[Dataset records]
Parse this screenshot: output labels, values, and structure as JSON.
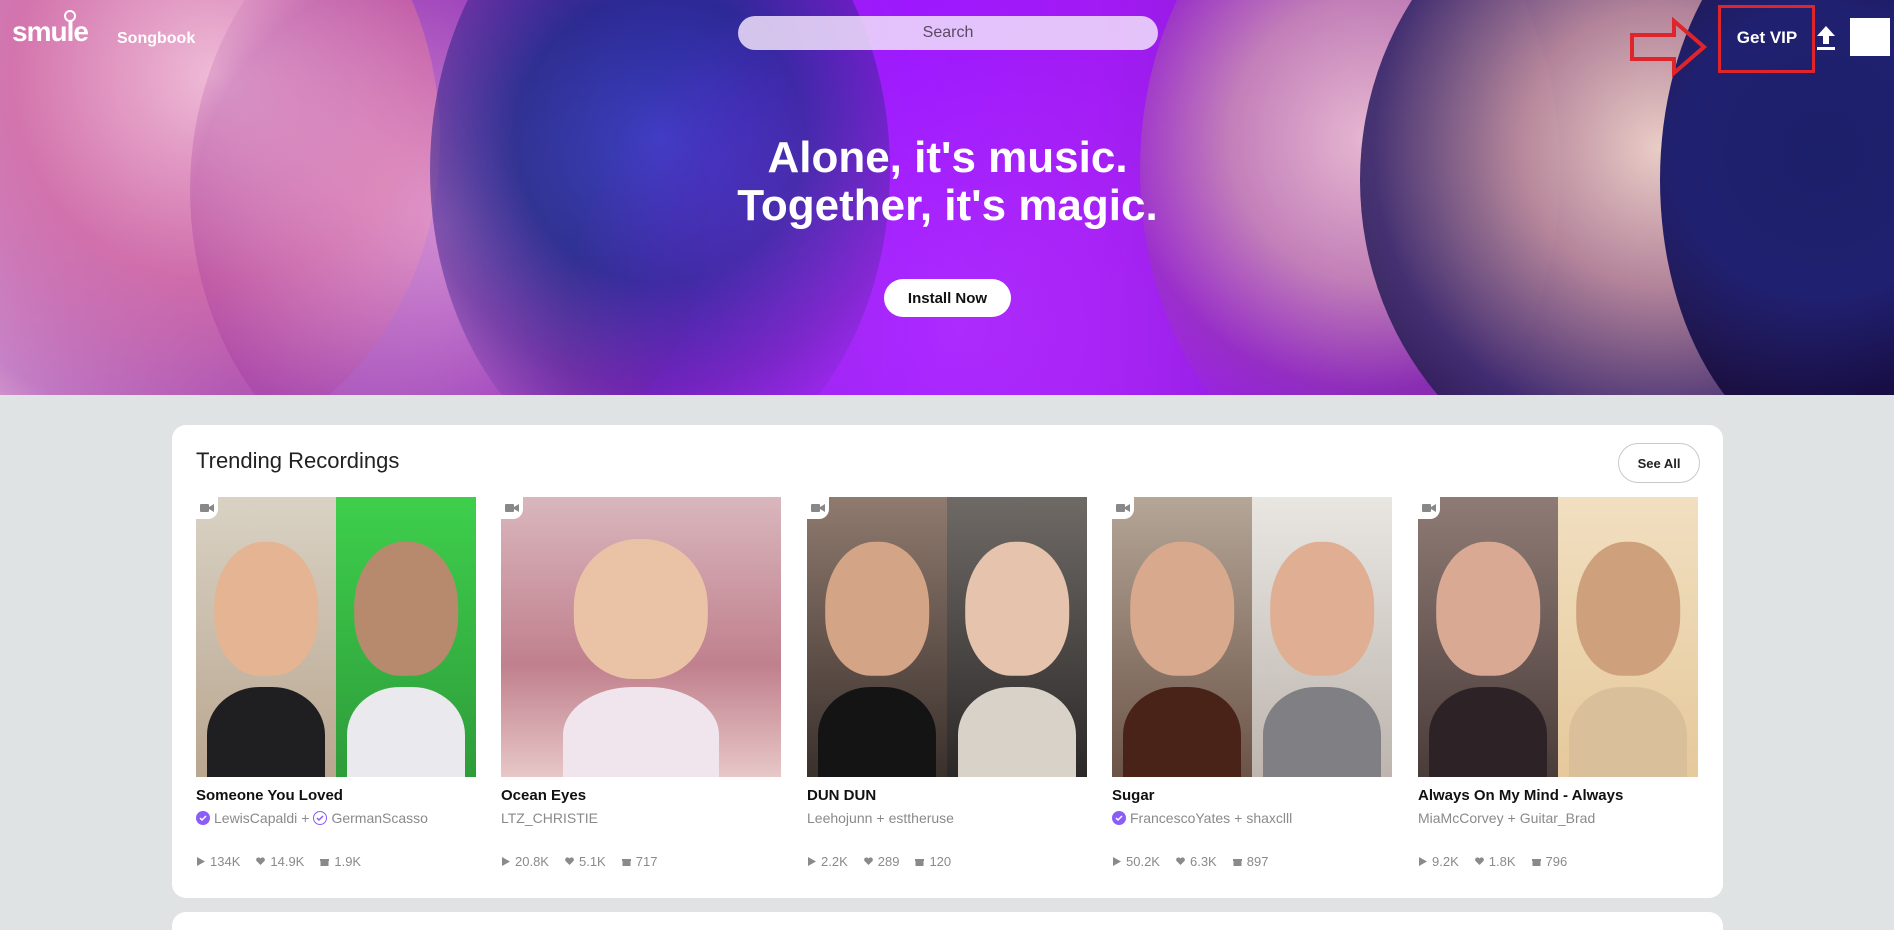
{
  "header": {
    "logo_text": "smule",
    "nav_songbook": "Songbook",
    "search_placeholder": "Search",
    "get_vip_label": "Get VIP",
    "upload_icon": "upload-icon",
    "colors": {
      "hero_purple": "#9d16ff",
      "highlight_red": "#e0242b"
    }
  },
  "hero": {
    "tagline_line1": "Alone, it's music.",
    "tagline_line2": "Together, it's magic.",
    "install_label": "Install Now"
  },
  "trending": {
    "title": "Trending Recordings",
    "see_all_label": "See All",
    "recordings": [
      {
        "title": "Someone You Loved",
        "artist1": "LewisCapaldi",
        "joiner": "+",
        "artist2": "GermanScasso",
        "plays": "134K",
        "likes": "14.9K",
        "gifts": "1.9K"
      },
      {
        "title": "Ocean Eyes",
        "artist1": "LTZ_CHRISTIE",
        "joiner": "",
        "artist2": "",
        "plays": "20.8K",
        "likes": "5.1K",
        "gifts": "717"
      },
      {
        "title": "DUN DUN",
        "artist1": "Leehojunn",
        "joiner": "+",
        "artist2": "esttheruse",
        "plays": "2.2K",
        "likes": "289",
        "gifts": "120"
      },
      {
        "title": "Sugar",
        "artist1": "FrancescoYates",
        "joiner": "+",
        "artist2": "shaxclll",
        "plays": "50.2K",
        "likes": "6.3K",
        "gifts": "897"
      },
      {
        "title": "Always On My Mind - Always",
        "artist1": "MiaMcCorvey",
        "joiner": "+",
        "artist2": "Guitar_Brad",
        "plays": "9.2K",
        "likes": "1.8K",
        "gifts": "796"
      }
    ]
  }
}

Set task: Reproduce every record above exactly, omitting the pictures.

Task answer:
Parse this screenshot: output labels, values, and structure as JSON.
{
  "header": {
    "logo_text": "smule",
    "nav_songbook": "Songbook",
    "search_placeholder": "Search",
    "get_vip_label": "Get VIP",
    "upload_icon": "upload-icon",
    "colors": {
      "hero_purple": "#9d16ff",
      "highlight_red": "#e0242b"
    }
  },
  "hero": {
    "tagline_line1": "Alone, it's music.",
    "tagline_line2": "Together, it's magic.",
    "install_label": "Install Now"
  },
  "trending": {
    "title": "Trending Recordings",
    "see_all_label": "See All",
    "recordings": [
      {
        "title": "Someone You Loved",
        "artist1": "LewisCapaldi",
        "joiner": "+",
        "artist2": "GermanScasso",
        "plays": "134K",
        "likes": "14.9K",
        "gifts": "1.9K"
      },
      {
        "title": "Ocean Eyes",
        "artist1": "LTZ_CHRISTIE",
        "joiner": "",
        "artist2": "",
        "plays": "20.8K",
        "likes": "5.1K",
        "gifts": "717"
      },
      {
        "title": "DUN DUN",
        "artist1": "Leehojunn",
        "joiner": "+",
        "artist2": "esttheruse",
        "plays": "2.2K",
        "likes": "289",
        "gifts": "120"
      },
      {
        "title": "Sugar",
        "artist1": "FrancescoYates",
        "joiner": "+",
        "artist2": "shaxclll",
        "plays": "50.2K",
        "likes": "6.3K",
        "gifts": "897"
      },
      {
        "title": "Always On My Mind - Always",
        "artist1": "MiaMcCorvey",
        "joiner": "+",
        "artist2": "Guitar_Brad",
        "plays": "9.2K",
        "likes": "1.8K",
        "gifts": "796"
      }
    ]
  }
}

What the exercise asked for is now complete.